### TASK
Please transcribe the data that follows without the pictures, keeping every word the same.

### GIVEN DATA
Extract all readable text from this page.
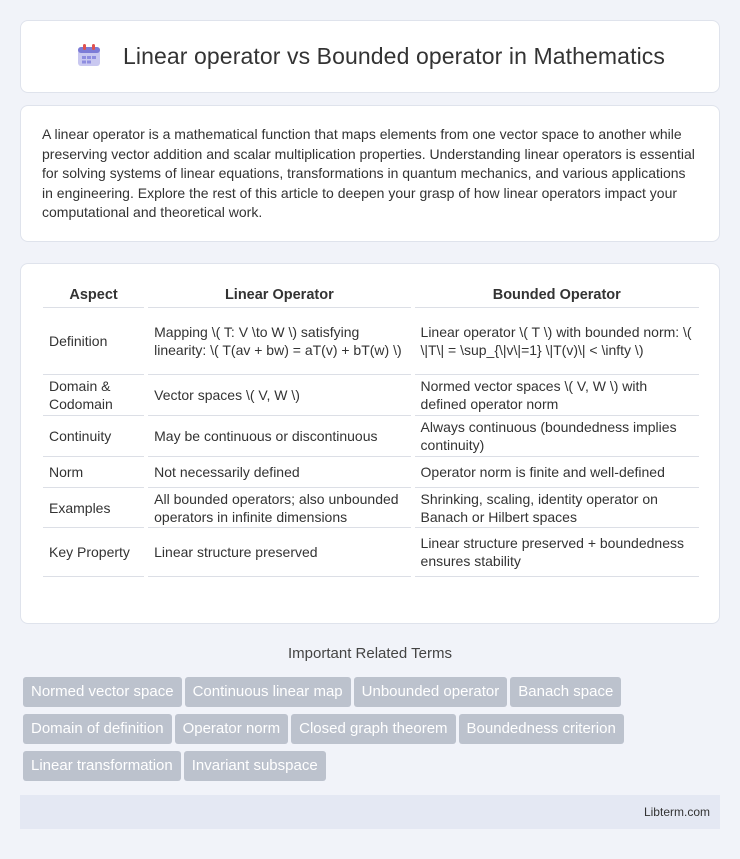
Linear operator vs Bounded operator in Mathematics

A linear operator is a mathematical function that maps elements from one vector space to another while preserving vector addition and scalar multiplication properties. Understanding linear operators is essential for solving systems of linear equations, transformations in quantum mechanics, and various applications in engineering. Explore the rest of this article to deepen your grasp of how linear operators impact your computational and theoretical work.

Aspect		Linear Operator		Bounded Operator
Definition		Mapping \( T: V \to W \) satisfying linearity: \( T(av + bw) = aT(v) + bT(w) \)		Linear operator \( T \) with bounded norm: \( \|T\| = \sup_{\|v\|=1} \|T(v)\| < \infty \)
Domain & Codomain		Vector spaces \( V, W \)		Normed vector spaces \( V, W \) with defined operator norm
Continuity		May be continuous or discontinuous		Always continuous (boundedness implies continuity)
Norm		Not necessarily defined		Operator norm is finite and well-defined
Examples		All bounded operators; also unbounded operators in infinite dimensions		Shrinking, scaling, identity operator on Banach or Hilbert spaces
Key Property		Linear structure preserved		Linear structure preserved + boundedness ensures stability
Important Related Terms
Normed vector space	Continuous linear map	Unbounded operator	Banach space
Domain of definition	Operator norm	Closed graph theorem	Boundedness criterion
Linear transformation	Invariant subspace
Libterm.com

### EXPECTED OUTPUT
Extract all readable text from this page.
Linear operator vs Bounded operator in Mathematics

A linear operator is a mathematical function that maps elements from one vector space to another while preserving vector addition and scalar multiplication properties. Understanding linear operators is essential for solving systems of linear equations, transformations in quantum mechanics, and various applications in engineering. Explore the rest of this article to deepen your grasp of how linear operators impact your computational and theoretical work.

Aspect		Linear Operator		Bounded Operator
Definition		Mapping \( T: V \to W \) satisfying linearity: \( T(av + bw) = aT(v) + bT(w) \)		Linear operator \( T \) with bounded norm: \( \|T\| = \sup_{\|v\|=1} \|T(v)\| < \infty \)
Domain & Codomain		Vector spaces \( V, W \)		Normed vector spaces \( V, W \) with defined operator norm
Continuity		May be continuous or discontinuous		Always continuous (boundedness implies continuity)
Norm		Not necessarily defined		Operator norm is finite and well-defined
Examples		All bounded operators; also unbounded operators in infinite dimensions		Shrinking, scaling, identity operator on Banach or Hilbert spaces
Key Property		Linear structure preserved		Linear structure preserved + boundedness ensures stability
Important Related Terms
Normed vector space	Continuous linear map	Unbounded operator	Banach space
Domain of definition	Operator norm	Closed graph theorem	Boundedness criterion
Linear transformation	Invariant subspace
Libterm.com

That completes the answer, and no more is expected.